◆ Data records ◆

========================================

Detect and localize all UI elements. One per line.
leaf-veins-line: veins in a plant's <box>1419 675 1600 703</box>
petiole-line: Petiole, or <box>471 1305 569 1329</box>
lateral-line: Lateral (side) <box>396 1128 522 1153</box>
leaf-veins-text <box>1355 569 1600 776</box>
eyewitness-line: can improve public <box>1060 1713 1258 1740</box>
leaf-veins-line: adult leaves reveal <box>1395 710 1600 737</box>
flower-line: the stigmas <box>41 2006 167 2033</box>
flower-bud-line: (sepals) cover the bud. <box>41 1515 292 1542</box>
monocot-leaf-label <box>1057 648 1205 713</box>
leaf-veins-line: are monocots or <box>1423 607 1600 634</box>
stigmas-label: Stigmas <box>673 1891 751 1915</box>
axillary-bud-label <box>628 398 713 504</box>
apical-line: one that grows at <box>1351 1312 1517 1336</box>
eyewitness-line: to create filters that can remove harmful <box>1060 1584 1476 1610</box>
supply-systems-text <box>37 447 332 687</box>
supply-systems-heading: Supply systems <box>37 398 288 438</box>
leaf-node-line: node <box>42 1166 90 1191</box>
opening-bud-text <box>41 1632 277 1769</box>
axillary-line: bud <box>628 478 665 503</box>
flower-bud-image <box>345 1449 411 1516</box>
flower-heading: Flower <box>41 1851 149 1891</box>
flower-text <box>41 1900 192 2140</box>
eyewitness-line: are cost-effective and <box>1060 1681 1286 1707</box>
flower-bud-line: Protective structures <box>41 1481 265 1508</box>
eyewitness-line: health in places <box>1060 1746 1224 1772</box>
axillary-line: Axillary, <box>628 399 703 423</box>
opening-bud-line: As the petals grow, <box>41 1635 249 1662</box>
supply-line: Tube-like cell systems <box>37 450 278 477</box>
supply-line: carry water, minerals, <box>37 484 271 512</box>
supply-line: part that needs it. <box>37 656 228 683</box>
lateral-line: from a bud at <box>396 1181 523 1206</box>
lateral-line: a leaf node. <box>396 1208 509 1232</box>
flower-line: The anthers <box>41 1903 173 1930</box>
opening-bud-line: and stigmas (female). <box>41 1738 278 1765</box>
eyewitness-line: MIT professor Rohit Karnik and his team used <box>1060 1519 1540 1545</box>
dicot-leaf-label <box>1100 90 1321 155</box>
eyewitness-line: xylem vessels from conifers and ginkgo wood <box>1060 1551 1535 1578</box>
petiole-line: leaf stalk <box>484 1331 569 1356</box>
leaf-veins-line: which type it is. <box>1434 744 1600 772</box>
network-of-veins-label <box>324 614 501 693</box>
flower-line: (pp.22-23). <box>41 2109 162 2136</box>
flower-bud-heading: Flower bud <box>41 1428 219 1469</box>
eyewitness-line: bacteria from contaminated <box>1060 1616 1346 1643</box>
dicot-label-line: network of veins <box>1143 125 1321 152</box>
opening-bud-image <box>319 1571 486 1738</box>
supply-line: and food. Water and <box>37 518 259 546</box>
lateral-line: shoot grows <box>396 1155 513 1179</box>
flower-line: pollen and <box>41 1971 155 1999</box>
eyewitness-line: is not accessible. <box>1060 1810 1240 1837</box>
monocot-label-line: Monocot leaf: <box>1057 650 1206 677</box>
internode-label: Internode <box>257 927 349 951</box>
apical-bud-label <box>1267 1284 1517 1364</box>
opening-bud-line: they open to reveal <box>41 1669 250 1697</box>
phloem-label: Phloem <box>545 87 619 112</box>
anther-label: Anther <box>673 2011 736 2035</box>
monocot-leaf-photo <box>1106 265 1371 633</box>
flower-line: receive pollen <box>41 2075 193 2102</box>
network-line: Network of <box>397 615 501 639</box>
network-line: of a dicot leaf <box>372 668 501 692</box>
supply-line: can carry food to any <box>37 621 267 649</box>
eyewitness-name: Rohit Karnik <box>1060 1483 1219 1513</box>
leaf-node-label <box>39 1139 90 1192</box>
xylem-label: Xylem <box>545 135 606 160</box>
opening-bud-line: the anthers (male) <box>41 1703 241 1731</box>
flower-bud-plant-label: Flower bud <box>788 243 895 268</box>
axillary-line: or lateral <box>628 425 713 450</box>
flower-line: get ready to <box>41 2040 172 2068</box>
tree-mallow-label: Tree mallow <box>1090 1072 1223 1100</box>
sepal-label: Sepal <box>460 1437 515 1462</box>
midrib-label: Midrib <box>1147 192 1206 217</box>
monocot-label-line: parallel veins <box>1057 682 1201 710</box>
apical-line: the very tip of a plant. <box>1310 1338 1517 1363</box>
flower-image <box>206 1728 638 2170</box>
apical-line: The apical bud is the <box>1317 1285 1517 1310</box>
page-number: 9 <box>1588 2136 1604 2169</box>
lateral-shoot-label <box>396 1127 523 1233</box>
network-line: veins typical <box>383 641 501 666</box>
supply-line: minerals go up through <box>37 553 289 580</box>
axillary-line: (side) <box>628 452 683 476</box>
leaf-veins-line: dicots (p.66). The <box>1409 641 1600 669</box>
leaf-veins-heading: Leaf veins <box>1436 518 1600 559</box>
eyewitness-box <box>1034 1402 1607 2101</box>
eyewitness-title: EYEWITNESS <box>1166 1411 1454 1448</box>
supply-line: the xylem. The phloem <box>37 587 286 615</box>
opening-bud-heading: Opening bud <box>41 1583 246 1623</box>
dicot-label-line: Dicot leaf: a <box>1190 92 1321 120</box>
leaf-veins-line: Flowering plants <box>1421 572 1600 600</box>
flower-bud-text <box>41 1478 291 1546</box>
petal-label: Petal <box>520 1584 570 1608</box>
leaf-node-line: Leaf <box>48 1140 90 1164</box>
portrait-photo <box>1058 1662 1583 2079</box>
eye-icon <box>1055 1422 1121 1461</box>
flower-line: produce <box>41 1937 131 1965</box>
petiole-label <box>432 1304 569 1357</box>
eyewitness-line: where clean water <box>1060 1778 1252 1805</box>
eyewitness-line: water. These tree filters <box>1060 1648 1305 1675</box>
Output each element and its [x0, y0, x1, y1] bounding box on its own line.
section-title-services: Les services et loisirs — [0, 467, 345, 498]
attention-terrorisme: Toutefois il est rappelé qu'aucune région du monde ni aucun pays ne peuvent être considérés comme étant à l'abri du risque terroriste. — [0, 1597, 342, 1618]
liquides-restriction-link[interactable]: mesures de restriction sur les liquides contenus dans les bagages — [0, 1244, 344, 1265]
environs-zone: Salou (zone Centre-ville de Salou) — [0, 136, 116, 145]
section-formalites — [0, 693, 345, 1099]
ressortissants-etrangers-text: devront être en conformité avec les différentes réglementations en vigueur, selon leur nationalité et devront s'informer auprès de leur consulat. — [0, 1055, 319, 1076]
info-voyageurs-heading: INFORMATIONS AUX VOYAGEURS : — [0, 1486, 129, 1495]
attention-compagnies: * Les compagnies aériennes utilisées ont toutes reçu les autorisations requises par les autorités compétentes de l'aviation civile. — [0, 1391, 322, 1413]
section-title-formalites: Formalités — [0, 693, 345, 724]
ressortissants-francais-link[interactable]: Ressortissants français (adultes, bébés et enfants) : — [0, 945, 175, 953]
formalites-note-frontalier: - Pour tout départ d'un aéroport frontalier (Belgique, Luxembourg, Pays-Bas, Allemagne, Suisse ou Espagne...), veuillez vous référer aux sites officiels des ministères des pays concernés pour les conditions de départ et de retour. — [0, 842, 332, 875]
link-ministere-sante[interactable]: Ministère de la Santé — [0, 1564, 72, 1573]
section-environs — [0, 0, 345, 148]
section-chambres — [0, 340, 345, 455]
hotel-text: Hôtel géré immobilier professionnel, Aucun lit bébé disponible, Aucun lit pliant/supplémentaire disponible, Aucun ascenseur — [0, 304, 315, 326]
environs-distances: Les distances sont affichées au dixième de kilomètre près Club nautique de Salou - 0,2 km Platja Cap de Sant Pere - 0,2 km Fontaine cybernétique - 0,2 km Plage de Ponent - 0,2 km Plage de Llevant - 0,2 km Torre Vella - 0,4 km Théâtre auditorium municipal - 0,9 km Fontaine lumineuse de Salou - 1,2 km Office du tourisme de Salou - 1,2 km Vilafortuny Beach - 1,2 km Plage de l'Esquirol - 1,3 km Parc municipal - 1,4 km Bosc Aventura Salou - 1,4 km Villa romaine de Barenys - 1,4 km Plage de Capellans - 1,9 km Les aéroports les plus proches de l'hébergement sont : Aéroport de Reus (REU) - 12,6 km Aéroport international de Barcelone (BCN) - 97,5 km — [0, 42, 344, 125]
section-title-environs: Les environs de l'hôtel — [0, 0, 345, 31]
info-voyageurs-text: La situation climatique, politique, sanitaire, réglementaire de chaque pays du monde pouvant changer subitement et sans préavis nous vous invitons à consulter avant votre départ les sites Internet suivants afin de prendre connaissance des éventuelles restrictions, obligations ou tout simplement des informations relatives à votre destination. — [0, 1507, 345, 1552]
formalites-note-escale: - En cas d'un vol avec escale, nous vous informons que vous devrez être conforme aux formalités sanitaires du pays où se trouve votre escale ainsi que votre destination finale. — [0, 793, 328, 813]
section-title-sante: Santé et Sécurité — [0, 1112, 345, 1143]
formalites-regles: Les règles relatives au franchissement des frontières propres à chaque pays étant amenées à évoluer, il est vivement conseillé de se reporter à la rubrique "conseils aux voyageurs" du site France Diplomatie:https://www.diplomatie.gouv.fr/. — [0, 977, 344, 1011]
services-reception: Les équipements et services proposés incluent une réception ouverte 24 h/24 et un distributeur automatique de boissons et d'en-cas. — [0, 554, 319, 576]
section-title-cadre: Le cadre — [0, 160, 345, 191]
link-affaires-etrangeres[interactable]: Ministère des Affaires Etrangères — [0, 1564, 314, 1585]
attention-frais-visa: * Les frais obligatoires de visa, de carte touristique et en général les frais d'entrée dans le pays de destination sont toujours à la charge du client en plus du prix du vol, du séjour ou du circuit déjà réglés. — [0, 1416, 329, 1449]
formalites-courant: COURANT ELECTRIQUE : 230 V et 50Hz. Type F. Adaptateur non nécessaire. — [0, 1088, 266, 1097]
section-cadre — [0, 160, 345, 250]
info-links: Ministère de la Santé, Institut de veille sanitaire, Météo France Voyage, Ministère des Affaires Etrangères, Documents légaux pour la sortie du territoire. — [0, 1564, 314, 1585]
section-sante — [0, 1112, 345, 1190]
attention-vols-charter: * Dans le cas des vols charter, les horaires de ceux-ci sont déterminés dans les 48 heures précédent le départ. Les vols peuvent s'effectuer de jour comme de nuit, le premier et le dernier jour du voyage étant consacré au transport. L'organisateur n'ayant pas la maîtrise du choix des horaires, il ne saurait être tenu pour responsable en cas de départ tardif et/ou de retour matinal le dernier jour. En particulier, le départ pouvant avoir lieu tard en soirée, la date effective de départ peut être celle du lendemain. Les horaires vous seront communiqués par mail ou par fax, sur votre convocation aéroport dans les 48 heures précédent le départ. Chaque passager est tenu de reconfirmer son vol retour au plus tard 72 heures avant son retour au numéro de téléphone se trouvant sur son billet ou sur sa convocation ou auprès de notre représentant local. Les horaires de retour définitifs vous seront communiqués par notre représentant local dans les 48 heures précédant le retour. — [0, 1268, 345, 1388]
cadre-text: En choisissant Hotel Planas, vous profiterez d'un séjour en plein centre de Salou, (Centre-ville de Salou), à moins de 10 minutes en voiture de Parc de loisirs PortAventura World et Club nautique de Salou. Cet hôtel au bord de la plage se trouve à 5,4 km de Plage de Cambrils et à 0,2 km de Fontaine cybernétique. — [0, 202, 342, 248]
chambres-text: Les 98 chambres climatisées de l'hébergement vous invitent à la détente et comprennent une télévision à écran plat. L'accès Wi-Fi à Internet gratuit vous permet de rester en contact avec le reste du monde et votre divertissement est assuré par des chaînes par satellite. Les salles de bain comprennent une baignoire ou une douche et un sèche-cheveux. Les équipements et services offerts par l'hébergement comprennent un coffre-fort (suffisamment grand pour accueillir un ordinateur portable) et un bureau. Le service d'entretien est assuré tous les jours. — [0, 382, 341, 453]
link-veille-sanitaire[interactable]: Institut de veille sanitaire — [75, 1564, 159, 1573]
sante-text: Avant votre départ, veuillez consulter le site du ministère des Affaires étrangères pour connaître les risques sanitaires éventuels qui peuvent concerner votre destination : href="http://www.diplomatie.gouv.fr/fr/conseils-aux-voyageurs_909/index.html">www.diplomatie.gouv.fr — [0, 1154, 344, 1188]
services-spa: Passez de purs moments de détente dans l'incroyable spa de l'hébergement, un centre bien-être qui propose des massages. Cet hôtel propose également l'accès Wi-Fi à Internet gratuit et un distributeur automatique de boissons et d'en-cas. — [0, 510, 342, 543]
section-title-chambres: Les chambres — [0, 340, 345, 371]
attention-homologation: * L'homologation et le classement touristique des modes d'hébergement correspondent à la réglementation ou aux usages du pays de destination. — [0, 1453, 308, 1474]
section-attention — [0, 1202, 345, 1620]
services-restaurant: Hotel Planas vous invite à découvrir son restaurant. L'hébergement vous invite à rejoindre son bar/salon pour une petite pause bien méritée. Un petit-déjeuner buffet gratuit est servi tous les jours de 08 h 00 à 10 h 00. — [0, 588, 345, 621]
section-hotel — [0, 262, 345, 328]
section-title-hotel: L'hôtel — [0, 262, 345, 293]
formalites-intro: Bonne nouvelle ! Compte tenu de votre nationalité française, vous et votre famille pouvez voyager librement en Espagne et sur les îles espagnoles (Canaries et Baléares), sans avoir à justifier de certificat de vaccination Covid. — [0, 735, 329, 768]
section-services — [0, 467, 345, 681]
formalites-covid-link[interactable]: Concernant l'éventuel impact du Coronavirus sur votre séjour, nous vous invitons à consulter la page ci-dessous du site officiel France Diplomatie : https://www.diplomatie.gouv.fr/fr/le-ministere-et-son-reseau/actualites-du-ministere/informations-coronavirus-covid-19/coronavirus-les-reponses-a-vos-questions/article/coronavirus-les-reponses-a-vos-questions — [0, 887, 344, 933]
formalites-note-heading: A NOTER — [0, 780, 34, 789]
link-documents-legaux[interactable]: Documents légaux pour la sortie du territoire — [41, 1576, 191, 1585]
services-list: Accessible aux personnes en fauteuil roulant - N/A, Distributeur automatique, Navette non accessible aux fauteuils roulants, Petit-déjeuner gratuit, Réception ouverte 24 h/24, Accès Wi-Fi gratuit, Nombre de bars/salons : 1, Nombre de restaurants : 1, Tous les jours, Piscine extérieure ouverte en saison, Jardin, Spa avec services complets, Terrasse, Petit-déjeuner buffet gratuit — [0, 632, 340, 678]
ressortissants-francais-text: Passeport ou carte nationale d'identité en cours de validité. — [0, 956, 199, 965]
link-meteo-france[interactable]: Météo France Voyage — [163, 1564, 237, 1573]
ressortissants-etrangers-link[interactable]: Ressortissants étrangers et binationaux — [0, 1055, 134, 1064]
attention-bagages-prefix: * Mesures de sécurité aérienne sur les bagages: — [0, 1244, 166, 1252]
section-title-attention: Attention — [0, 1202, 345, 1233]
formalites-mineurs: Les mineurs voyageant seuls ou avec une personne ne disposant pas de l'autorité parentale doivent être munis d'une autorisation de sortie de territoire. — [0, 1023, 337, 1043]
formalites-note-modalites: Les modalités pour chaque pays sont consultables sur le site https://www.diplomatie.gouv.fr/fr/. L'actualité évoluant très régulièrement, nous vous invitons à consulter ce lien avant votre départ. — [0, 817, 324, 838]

========================================

◆ Problem requirements ◆
Which lines above hold the string "minerals"? Show each of them.

◆ Task solution ◆
supply-line: carry water, minerals, <box>37 484 271 512</box>
supply-line: minerals go up through <box>37 553 289 580</box>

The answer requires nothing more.